- _Given exercise_
Each entry below is to be written out exactly, and the pictures are to be left out.

## Begin

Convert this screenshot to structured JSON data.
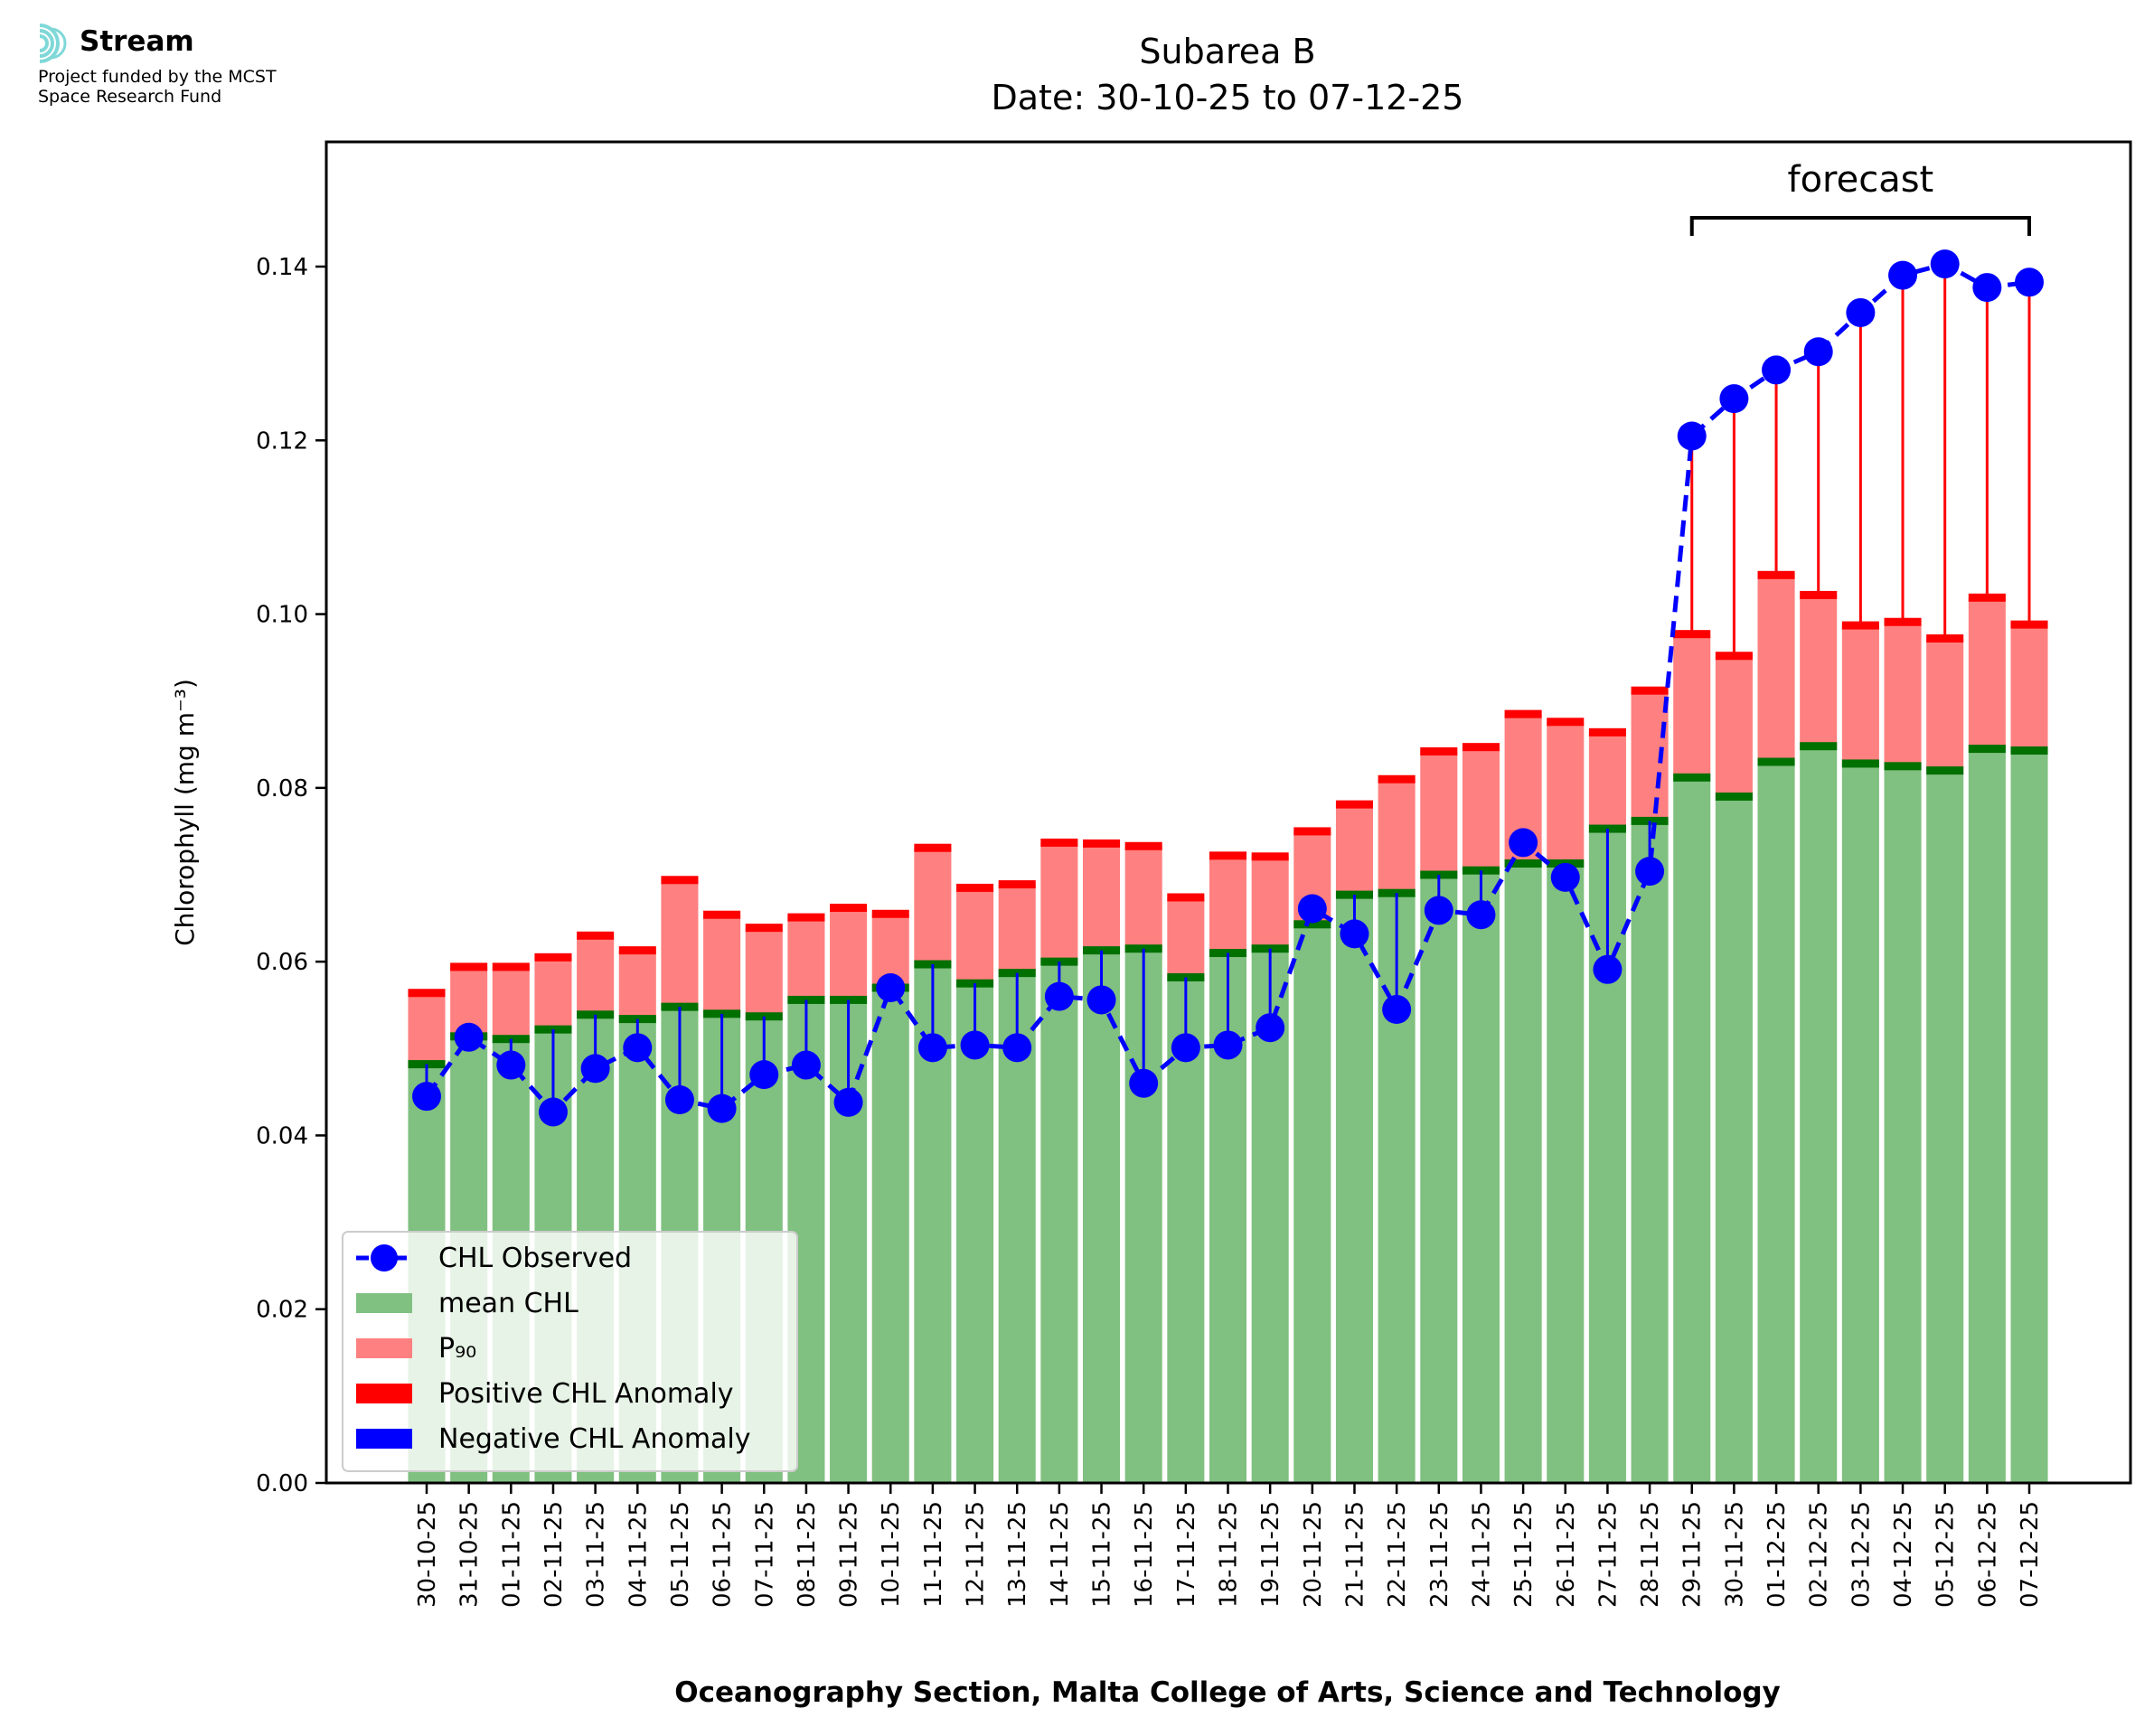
{
  "logo": {
    "brand": "Stream",
    "line1": "Project funded by the MCST",
    "line2": "Space Research Fund",
    "icon": "stream-waves-icon"
  },
  "chart_data": {
    "type": "bar",
    "title": "Subarea B",
    "subtitle": "Date: 30-10-25 to 07-12-25",
    "xlabel": "Oceanography Section, Malta College of Arts, Science and Technology",
    "ylabel": "Chlorophyll (mg m⁻³)",
    "ylim": [
      0,
      0.1545
    ],
    "yticks": [
      "0.00",
      "0.02",
      "0.04",
      "0.06",
      "0.08",
      "0.10",
      "0.12",
      "0.14"
    ],
    "categories": [
      "30-10-25",
      "31-10-25",
      "01-11-25",
      "02-11-25",
      "03-11-25",
      "04-11-25",
      "05-11-25",
      "06-11-25",
      "07-11-25",
      "08-11-25",
      "09-11-25",
      "10-11-25",
      "11-11-25",
      "12-11-25",
      "13-11-25",
      "14-11-25",
      "15-11-25",
      "16-11-25",
      "17-11-25",
      "18-11-25",
      "19-11-25",
      "20-11-25",
      "21-11-25",
      "22-11-25",
      "23-11-25",
      "24-11-25",
      "25-11-25",
      "26-11-25",
      "27-11-25",
      "28-11-25",
      "29-11-25",
      "30-11-25",
      "01-12-25",
      "02-12-25",
      "03-12-25",
      "04-12-25",
      "05-12-25",
      "06-12-25",
      "07-12-25"
    ],
    "series": [
      {
        "name": "mean CHL",
        "color": "#80c080",
        "values": [
          0.0482,
          0.0514,
          0.0511,
          0.0522,
          0.0539,
          0.0534,
          0.0548,
          0.054,
          0.0537,
          0.0556,
          0.0556,
          0.057,
          0.0597,
          0.0575,
          0.0587,
          0.06,
          0.0613,
          0.0615,
          0.0582,
          0.061,
          0.0615,
          0.0643,
          0.0677,
          0.0679,
          0.07,
          0.0705,
          0.0713,
          0.0713,
          0.0753,
          0.0762,
          0.0812,
          0.079,
          0.083,
          0.0848,
          0.0828,
          0.0825,
          0.082,
          0.0845,
          0.0843
        ]
      },
      {
        "name": "P₉₀",
        "color": "#ff8080",
        "values": [
          0.0564,
          0.0594,
          0.0594,
          0.0605,
          0.063,
          0.0613,
          0.0694,
          0.0654,
          0.0639,
          0.0651,
          0.0662,
          0.0655,
          0.0731,
          0.0685,
          0.0689,
          0.0737,
          0.0736,
          0.0733,
          0.0674,
          0.0722,
          0.0721,
          0.075,
          0.0781,
          0.081,
          0.0842,
          0.0847,
          0.0885,
          0.0876,
          0.0864,
          0.0912,
          0.0977,
          0.0952,
          0.1045,
          0.1022,
          0.0987,
          0.0991,
          0.0972,
          0.1019,
          0.0988
        ]
      },
      {
        "name": "CHL Observed",
        "color": "#0000ff",
        "values": [
          0.0445,
          0.0513,
          0.0481,
          0.0427,
          0.0477,
          0.0501,
          0.0441,
          0.0431,
          0.047,
          0.0481,
          0.0438,
          0.057,
          0.0501,
          0.0504,
          0.0501,
          0.056,
          0.0556,
          0.046,
          0.0501,
          0.0504,
          0.0524,
          0.0661,
          0.0632,
          0.0545,
          0.0659,
          0.0654,
          0.0737,
          0.0697,
          0.0591,
          0.0704,
          0.1205,
          0.1248,
          0.1281,
          0.1302,
          0.1347,
          0.139,
          0.1403,
          0.1376,
          0.1382
        ]
      }
    ],
    "annotation": "forecast",
    "forecast_range": [
      "29-11-25",
      "07-12-25"
    ],
    "legend_position": "lower left",
    "legend": [
      {
        "label": "CHL Observed",
        "kind": "line-marker",
        "color": "#0000ff"
      },
      {
        "label": "mean CHL",
        "kind": "patch",
        "color": "#80c080"
      },
      {
        "label": "P₉₀",
        "kind": "patch",
        "color": "#ff8080"
      },
      {
        "label": "Positive CHL Anomaly",
        "kind": "patch",
        "color": "#ff0000"
      },
      {
        "label": "Negative CHL Anomaly",
        "kind": "patch",
        "color": "#0000ff"
      }
    ],
    "grid": false
  }
}
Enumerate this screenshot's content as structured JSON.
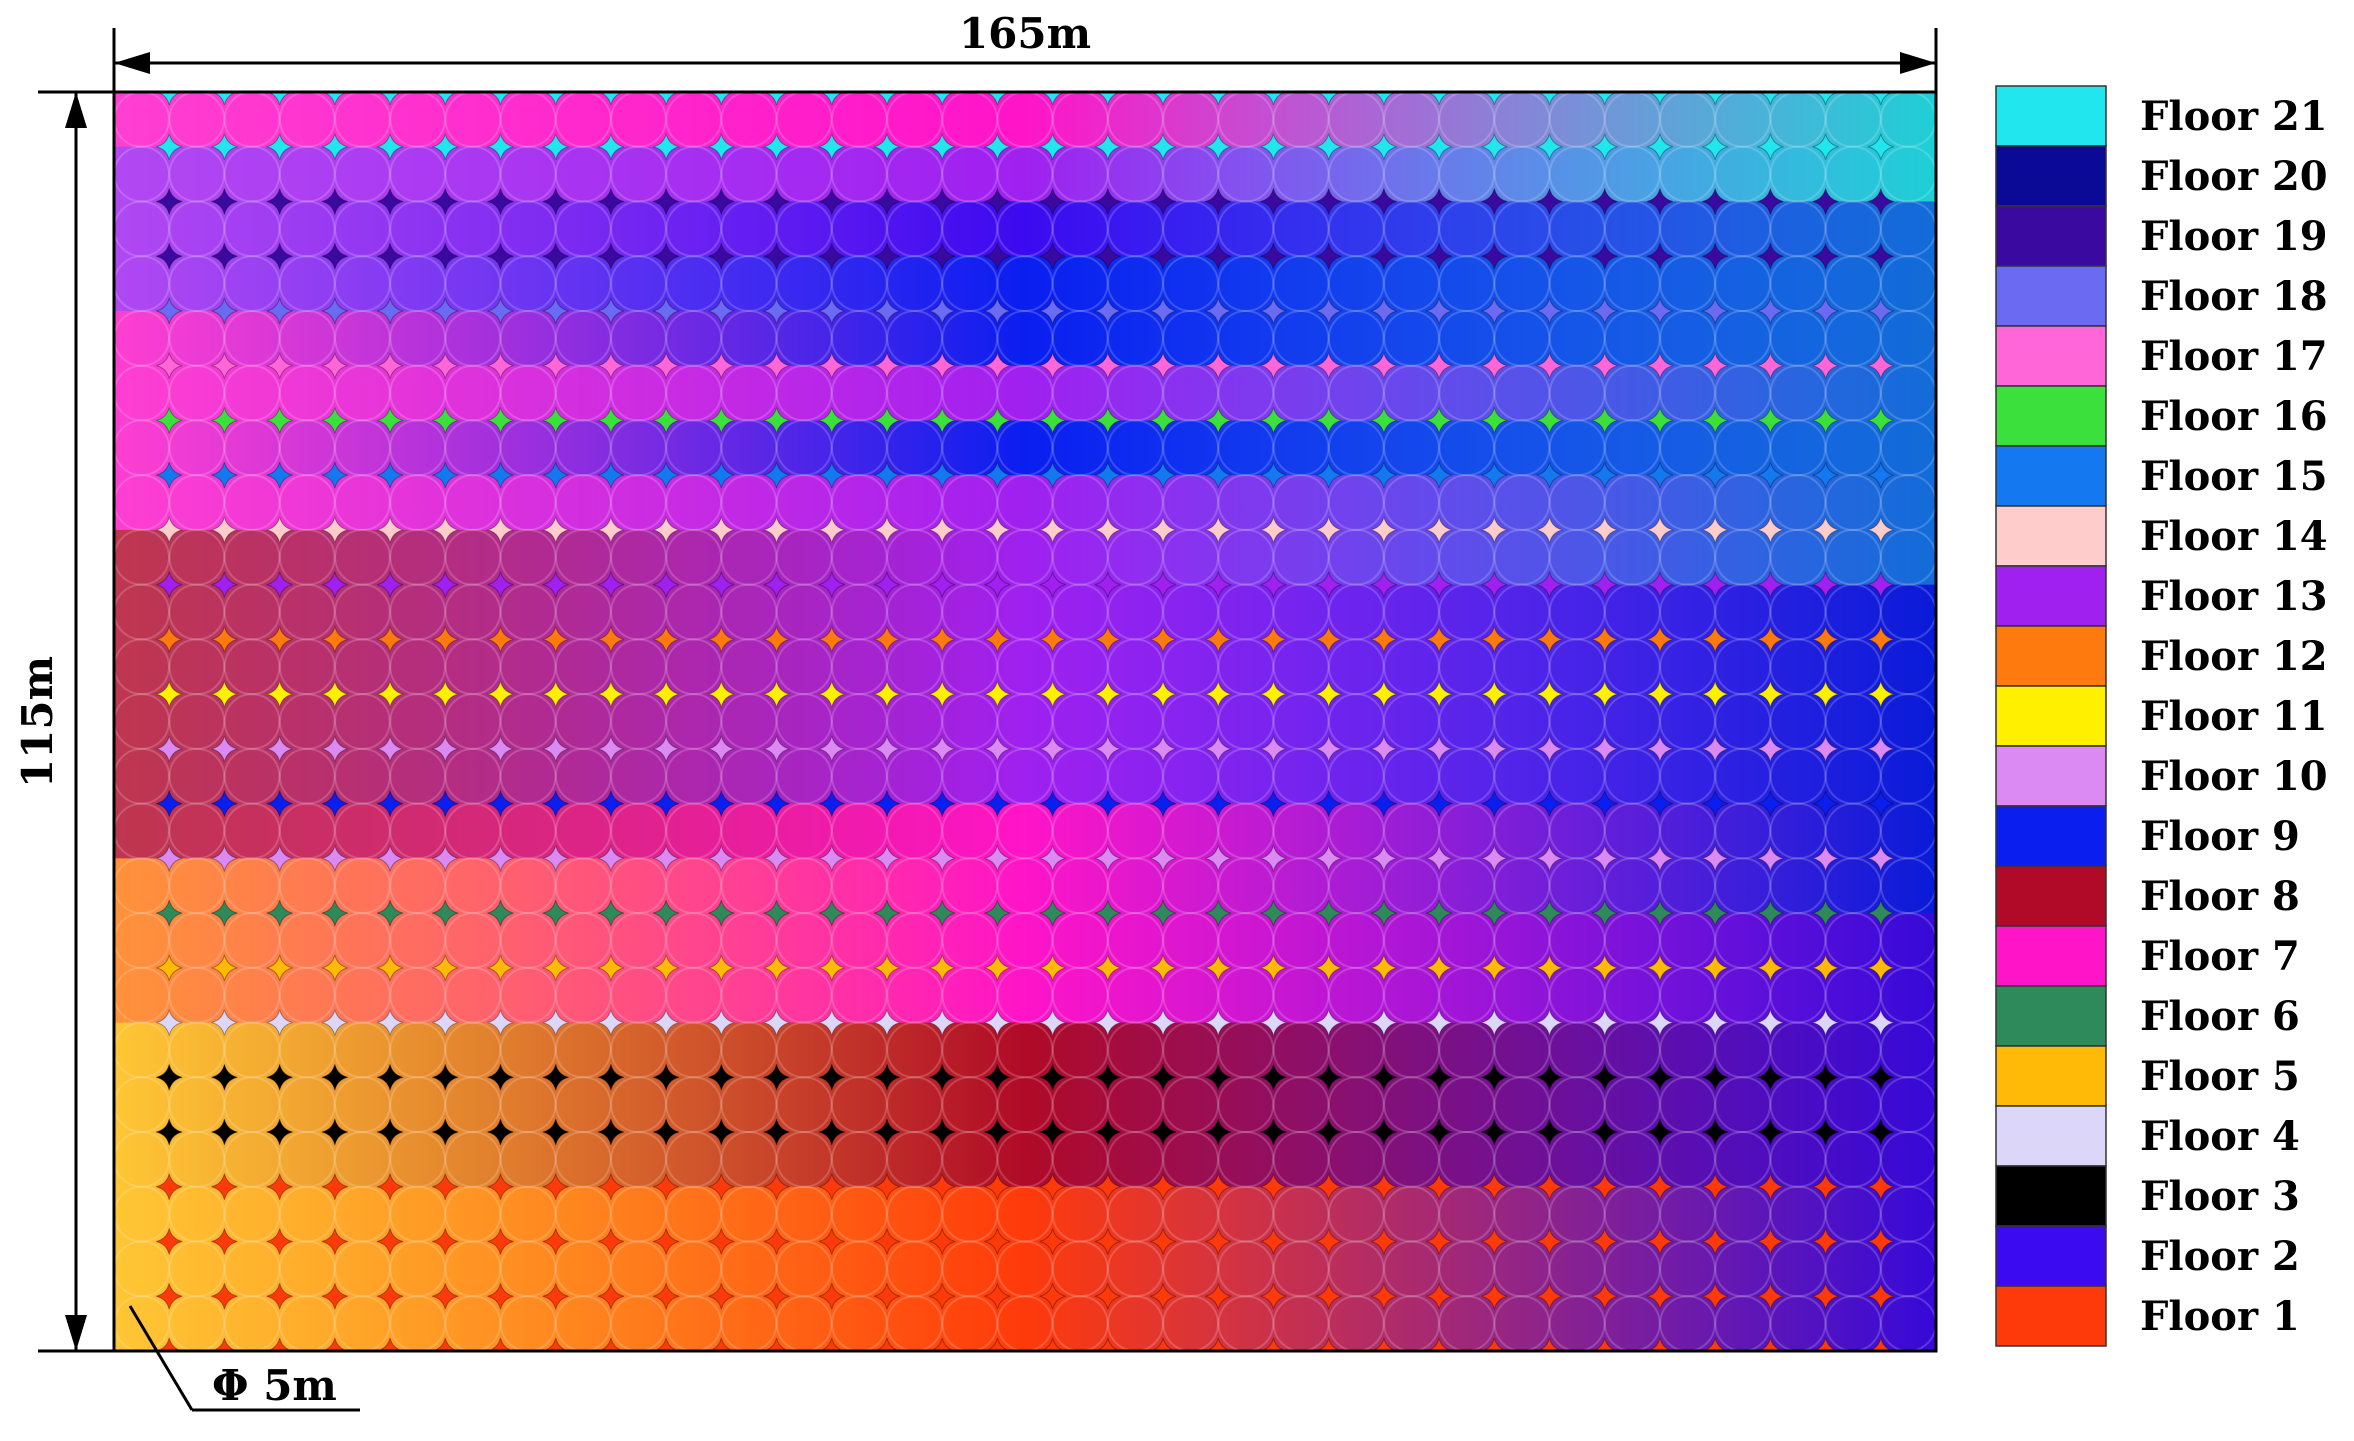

## End

- _Exercise result_
Convert this screenshot to structured JSON data.
{
  "logo": {
    "brand": "Stream",
    "line1": "Project funded by the MCST",
    "line2": "Space Research Fund",
    "icon": "stream-waves-icon"
  },
  "chart_data": {
    "type": "bar",
    "title": "Subarea B",
    "subtitle": "Date: 30-10-25 to 07-12-25",
    "xlabel": "Oceanography Section, Malta College of Arts, Science and Technology",
    "ylabel": "Chlorophyll (mg m⁻³)",
    "ylim": [
      0,
      0.1545
    ],
    "yticks": [
      "0.00",
      "0.02",
      "0.04",
      "0.06",
      "0.08",
      "0.10",
      "0.12",
      "0.14"
    ],
    "categories": [
      "30-10-25",
      "31-10-25",
      "01-11-25",
      "02-11-25",
      "03-11-25",
      "04-11-25",
      "05-11-25",
      "06-11-25",
      "07-11-25",
      "08-11-25",
      "09-11-25",
      "10-11-25",
      "11-11-25",
      "12-11-25",
      "13-11-25",
      "14-11-25",
      "15-11-25",
      "16-11-25",
      "17-11-25",
      "18-11-25",
      "19-11-25",
      "20-11-25",
      "21-11-25",
      "22-11-25",
      "23-11-25",
      "24-11-25",
      "25-11-25",
      "26-11-25",
      "27-11-25",
      "28-11-25",
      "29-11-25",
      "30-11-25",
      "01-12-25",
      "02-12-25",
      "03-12-25",
      "04-12-25",
      "05-12-25",
      "06-12-25",
      "07-12-25"
    ],
    "series": [
      {
        "name": "mean CHL",
        "color": "#80c080",
        "values": [
          0.0482,
          0.0514,
          0.0511,
          0.0522,
          0.0539,
          0.0534,
          0.0548,
          0.054,
          0.0537,
          0.0556,
          0.0556,
          0.057,
          0.0597,
          0.0575,
          0.0587,
          0.06,
          0.0613,
          0.0615,
          0.0582,
          0.061,
          0.0615,
          0.0643,
          0.0677,
          0.0679,
          0.07,
          0.0705,
          0.0713,
          0.0713,
          0.0753,
          0.0762,
          0.0812,
          0.079,
          0.083,
          0.0848,
          0.0828,
          0.0825,
          0.082,
          0.0845,
          0.0843
        ]
      },
      {
        "name": "P₉₀",
        "color": "#ff8080",
        "values": [
          0.0564,
          0.0594,
          0.0594,
          0.0605,
          0.063,
          0.0613,
          0.0694,
          0.0654,
          0.0639,
          0.0651,
          0.0662,
          0.0655,
          0.0731,
          0.0685,
          0.0689,
          0.0737,
          0.0736,
          0.0733,
          0.0674,
          0.0722,
          0.0721,
          0.075,
          0.0781,
          0.081,
          0.0842,
          0.0847,
          0.0885,
          0.0876,
          0.0864,
          0.0912,
          0.0977,
          0.0952,
          0.1045,
          0.1022,
          0.0987,
          0.0991,
          0.0972,
          0.1019,
          0.0988
        ]
      },
      {
        "name": "CHL Observed",
        "color": "#0000ff",
        "values": [
          0.0445,
          0.0513,
          0.0481,
          0.0427,
          0.0477,
          0.0501,
          0.0441,
          0.0431,
          0.047,
          0.0481,
          0.0438,
          0.057,
          0.0501,
          0.0504,
          0.0501,
          0.056,
          0.0556,
          0.046,
          0.0501,
          0.0504,
          0.0524,
          0.0661,
          0.0632,
          0.0545,
          0.0659,
          0.0654,
          0.0737,
          0.0697,
          0.0591,
          0.0704,
          0.1205,
          0.1248,
          0.1281,
          0.1302,
          0.1347,
          0.139,
          0.1403,
          0.1376,
          0.1382
        ]
      }
    ],
    "annotation": "forecast",
    "forecast_range": [
      "29-11-25",
      "07-12-25"
    ],
    "legend_position": "lower left",
    "legend": [
      {
        "label": "CHL Observed",
        "kind": "line-marker",
        "color": "#0000ff"
      },
      {
        "label": "mean CHL",
        "kind": "patch",
        "color": "#80c080"
      },
      {
        "label": "P₉₀",
        "kind": "patch",
        "color": "#ff8080"
      },
      {
        "label": "Positive CHL Anomaly",
        "kind": "patch",
        "color": "#ff0000"
      },
      {
        "label": "Negative CHL Anomaly",
        "kind": "patch",
        "color": "#0000ff"
      }
    ],
    "grid": false
  }
}
Enumerate this screenshot's content as structured JSON.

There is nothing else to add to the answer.